BEGIN Dataset rows
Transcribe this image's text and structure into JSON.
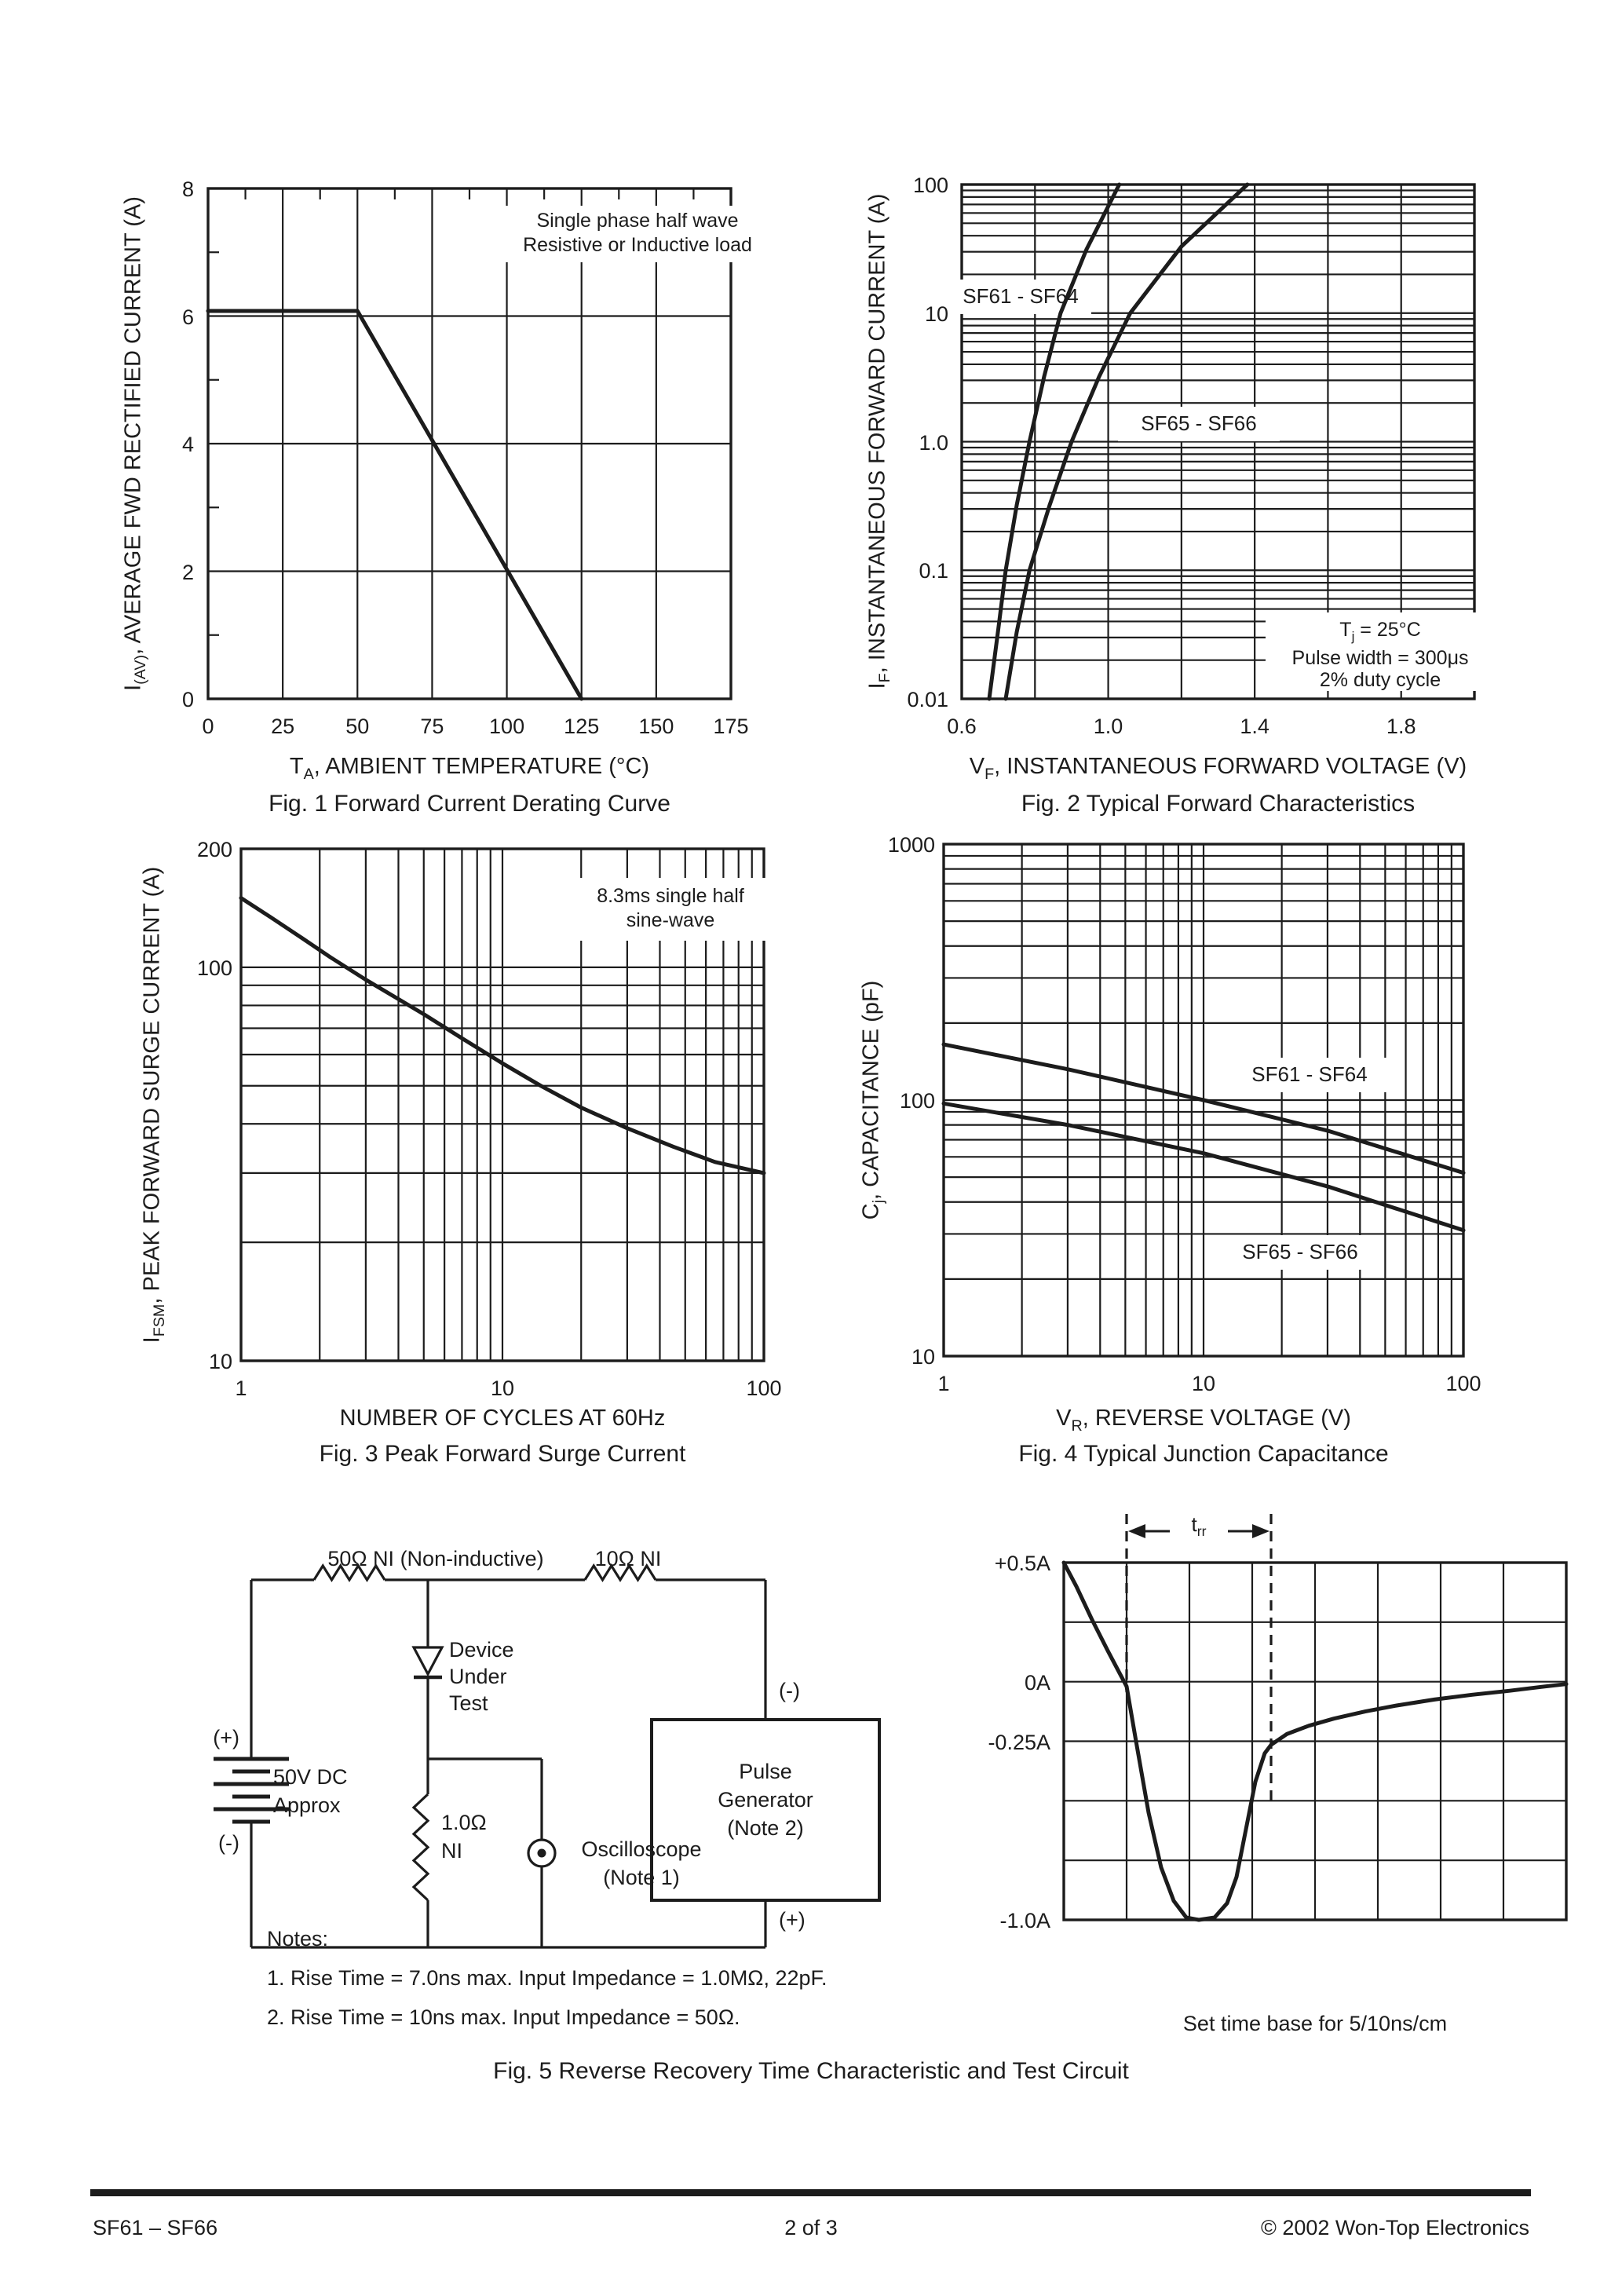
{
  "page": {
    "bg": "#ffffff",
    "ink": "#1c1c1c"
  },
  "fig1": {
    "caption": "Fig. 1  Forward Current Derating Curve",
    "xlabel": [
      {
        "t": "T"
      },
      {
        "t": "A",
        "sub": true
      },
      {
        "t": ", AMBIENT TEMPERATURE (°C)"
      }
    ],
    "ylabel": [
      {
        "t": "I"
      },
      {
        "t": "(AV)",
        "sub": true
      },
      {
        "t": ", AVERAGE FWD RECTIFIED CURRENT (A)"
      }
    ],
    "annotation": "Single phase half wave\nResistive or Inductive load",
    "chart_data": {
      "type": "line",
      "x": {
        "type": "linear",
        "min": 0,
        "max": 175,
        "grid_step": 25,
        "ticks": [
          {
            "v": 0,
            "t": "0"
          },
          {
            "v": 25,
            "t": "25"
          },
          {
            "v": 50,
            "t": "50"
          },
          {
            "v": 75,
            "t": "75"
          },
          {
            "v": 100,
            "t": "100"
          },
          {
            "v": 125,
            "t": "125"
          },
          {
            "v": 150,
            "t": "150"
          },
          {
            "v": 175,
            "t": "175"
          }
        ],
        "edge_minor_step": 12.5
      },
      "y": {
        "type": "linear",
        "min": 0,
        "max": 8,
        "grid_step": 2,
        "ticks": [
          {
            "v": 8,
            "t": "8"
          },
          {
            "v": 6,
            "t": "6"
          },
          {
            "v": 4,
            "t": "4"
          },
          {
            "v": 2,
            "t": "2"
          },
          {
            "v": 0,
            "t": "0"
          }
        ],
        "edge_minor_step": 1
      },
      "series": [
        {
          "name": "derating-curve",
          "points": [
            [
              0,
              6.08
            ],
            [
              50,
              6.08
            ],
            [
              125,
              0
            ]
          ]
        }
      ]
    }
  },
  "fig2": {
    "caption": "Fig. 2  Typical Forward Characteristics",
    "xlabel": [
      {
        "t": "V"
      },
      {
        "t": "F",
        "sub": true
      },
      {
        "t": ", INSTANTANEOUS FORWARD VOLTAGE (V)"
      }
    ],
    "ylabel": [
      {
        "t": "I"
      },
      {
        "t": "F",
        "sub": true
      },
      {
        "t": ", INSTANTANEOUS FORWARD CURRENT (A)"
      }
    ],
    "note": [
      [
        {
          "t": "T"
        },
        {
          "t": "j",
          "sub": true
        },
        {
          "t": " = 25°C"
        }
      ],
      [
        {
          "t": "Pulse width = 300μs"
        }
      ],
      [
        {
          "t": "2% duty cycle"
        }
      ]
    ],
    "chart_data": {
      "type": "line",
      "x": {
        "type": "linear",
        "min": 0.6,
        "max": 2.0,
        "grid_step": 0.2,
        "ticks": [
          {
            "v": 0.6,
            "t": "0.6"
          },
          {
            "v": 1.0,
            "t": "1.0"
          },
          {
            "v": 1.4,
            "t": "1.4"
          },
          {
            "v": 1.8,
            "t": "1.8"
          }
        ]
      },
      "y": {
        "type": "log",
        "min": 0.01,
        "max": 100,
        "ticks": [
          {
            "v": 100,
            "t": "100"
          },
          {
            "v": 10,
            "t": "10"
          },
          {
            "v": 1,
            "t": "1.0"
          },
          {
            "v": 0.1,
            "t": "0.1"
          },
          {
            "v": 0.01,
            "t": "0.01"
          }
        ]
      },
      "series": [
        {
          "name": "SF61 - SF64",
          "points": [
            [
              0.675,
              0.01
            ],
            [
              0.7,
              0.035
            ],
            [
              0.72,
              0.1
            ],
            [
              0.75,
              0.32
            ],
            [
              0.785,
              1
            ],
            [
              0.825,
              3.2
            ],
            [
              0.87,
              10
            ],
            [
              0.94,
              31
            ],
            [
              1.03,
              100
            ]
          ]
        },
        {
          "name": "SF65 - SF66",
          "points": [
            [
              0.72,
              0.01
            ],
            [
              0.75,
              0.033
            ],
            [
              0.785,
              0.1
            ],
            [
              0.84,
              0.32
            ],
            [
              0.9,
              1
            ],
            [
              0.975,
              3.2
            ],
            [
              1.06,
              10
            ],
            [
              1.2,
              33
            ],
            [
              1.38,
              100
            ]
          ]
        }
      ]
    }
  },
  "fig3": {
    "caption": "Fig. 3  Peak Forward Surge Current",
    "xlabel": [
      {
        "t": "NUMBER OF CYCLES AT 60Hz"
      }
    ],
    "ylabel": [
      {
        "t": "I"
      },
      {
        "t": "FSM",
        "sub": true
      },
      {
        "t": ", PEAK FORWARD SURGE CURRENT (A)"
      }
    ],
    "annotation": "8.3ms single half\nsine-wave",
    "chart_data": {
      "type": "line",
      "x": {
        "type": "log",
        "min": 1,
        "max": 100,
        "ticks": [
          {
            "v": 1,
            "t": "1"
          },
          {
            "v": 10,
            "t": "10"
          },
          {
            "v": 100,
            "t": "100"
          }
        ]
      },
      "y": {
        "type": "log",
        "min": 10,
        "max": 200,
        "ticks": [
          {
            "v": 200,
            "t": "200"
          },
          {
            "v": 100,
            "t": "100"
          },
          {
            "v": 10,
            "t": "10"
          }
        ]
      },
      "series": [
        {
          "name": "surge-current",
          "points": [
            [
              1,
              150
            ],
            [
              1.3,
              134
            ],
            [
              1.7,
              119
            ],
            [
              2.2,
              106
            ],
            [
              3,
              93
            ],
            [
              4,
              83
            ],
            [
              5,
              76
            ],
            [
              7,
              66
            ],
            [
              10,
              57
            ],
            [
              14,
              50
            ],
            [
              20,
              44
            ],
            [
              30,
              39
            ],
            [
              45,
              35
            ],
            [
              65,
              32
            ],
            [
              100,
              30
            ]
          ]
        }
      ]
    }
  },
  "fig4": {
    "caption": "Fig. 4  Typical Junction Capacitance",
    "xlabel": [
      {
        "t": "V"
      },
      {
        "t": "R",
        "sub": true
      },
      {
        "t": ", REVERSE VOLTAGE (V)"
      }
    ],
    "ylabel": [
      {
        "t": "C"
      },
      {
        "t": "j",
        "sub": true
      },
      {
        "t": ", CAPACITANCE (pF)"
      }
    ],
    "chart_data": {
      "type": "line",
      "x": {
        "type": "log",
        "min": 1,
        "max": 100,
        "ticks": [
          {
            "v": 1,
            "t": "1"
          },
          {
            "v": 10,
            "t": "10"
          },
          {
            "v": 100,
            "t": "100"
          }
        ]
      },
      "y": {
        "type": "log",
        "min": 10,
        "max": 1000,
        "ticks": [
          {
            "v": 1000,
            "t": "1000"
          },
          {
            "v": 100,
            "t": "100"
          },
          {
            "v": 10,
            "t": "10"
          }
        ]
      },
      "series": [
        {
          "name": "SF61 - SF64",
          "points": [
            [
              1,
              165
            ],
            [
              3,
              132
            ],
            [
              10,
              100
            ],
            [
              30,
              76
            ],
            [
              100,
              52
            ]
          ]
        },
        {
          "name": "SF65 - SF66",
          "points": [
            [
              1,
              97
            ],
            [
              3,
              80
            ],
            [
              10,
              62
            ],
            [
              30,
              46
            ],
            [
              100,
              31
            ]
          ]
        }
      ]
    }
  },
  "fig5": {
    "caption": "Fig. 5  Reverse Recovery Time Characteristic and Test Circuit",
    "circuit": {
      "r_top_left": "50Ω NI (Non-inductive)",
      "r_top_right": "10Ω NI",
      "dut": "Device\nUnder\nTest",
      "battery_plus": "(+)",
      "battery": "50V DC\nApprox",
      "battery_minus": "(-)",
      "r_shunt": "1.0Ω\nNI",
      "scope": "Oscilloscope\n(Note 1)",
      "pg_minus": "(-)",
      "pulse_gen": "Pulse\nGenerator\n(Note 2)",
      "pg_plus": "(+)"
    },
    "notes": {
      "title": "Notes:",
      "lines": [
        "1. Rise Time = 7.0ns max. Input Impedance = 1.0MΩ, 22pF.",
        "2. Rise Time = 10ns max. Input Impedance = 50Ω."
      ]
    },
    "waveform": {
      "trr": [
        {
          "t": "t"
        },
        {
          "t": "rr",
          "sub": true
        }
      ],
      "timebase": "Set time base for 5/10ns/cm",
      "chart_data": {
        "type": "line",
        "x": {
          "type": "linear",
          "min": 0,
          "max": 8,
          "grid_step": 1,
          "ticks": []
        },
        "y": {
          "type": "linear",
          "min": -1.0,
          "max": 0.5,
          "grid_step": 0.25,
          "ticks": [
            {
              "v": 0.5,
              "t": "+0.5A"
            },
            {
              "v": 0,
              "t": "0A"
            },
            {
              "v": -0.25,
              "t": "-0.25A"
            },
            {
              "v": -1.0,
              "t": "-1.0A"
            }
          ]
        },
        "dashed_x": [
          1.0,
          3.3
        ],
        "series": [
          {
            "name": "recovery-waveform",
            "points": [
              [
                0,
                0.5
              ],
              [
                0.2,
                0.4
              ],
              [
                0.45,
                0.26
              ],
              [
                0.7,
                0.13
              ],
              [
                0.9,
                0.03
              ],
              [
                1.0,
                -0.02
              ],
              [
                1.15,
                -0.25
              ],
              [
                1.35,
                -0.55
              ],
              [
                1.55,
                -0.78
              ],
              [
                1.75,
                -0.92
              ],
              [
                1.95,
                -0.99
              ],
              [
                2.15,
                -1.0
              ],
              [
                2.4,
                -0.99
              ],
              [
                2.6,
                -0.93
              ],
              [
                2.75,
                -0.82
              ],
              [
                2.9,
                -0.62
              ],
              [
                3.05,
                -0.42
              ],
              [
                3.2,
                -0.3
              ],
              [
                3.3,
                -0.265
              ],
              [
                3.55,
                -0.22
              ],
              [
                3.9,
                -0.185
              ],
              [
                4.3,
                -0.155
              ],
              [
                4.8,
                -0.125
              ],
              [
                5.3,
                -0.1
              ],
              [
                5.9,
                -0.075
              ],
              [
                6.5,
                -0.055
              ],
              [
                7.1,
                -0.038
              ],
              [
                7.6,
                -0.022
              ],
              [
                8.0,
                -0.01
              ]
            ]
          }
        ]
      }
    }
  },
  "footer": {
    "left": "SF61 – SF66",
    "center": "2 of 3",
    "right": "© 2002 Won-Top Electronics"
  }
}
END Dataset rows
### Instruction
Find how many lines of the listing include the string "Input" and give that number, nothing else.

### Reply
2